= Set exercise =
Find how many lines hold the word "including" and give that number only.

= Information given =

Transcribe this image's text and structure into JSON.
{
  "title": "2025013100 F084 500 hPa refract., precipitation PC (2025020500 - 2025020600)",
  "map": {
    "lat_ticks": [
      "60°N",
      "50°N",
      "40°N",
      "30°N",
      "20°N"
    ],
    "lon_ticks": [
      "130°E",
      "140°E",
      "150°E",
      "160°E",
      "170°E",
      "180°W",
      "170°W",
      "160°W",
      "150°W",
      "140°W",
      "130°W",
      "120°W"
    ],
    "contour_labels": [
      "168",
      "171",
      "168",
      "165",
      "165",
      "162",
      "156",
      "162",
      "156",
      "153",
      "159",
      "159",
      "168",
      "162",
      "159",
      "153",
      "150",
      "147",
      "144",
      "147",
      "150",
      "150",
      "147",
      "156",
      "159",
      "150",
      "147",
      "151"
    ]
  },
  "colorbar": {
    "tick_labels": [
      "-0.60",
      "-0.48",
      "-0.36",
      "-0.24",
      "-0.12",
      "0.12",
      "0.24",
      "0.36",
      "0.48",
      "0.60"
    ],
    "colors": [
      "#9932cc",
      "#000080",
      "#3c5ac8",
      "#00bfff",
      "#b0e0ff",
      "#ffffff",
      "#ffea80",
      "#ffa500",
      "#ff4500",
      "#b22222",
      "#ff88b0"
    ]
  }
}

==

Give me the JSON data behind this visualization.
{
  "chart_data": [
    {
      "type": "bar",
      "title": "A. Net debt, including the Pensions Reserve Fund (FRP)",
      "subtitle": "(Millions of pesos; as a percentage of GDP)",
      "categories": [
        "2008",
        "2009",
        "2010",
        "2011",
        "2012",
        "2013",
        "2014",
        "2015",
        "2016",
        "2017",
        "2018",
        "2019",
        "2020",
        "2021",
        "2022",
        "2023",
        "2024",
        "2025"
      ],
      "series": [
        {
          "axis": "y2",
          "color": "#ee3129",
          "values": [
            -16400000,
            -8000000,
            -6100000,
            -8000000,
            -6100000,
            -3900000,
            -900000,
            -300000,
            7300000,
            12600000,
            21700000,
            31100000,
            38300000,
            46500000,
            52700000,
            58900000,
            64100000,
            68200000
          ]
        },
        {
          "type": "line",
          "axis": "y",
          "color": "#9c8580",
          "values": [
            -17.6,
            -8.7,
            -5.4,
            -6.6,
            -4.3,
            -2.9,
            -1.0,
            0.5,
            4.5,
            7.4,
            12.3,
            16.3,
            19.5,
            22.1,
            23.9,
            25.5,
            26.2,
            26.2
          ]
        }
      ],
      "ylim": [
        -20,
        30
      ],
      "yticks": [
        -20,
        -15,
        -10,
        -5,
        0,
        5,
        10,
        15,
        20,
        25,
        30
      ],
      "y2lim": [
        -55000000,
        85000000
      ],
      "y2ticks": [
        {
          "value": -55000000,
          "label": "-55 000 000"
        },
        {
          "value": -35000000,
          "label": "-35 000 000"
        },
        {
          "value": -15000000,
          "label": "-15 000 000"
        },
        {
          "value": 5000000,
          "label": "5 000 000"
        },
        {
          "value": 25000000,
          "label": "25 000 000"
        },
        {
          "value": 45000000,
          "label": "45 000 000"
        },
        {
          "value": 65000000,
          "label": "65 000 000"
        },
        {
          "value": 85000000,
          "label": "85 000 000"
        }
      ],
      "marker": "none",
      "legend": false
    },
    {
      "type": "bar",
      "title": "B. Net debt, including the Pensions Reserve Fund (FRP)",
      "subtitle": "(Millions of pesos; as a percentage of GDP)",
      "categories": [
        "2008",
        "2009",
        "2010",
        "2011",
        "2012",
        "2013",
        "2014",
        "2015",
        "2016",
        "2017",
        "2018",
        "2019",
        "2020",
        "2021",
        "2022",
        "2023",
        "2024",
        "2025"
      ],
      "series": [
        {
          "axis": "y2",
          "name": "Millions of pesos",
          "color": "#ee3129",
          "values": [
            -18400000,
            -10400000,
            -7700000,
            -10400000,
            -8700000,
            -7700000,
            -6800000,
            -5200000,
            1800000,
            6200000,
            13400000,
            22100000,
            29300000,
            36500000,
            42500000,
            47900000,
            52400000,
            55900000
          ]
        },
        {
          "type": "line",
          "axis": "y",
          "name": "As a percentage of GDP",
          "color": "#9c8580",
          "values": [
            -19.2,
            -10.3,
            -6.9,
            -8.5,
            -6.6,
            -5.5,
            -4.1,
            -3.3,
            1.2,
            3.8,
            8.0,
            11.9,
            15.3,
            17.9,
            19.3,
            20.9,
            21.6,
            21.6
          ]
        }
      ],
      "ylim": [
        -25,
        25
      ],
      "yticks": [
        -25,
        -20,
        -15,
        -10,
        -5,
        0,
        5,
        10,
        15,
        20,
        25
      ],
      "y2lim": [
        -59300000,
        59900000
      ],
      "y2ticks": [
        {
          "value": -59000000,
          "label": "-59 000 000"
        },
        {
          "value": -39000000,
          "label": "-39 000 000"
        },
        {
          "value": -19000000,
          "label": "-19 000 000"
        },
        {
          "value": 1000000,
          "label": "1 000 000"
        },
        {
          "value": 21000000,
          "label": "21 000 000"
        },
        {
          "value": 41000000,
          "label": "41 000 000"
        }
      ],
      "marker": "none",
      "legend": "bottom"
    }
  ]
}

= Result below =
2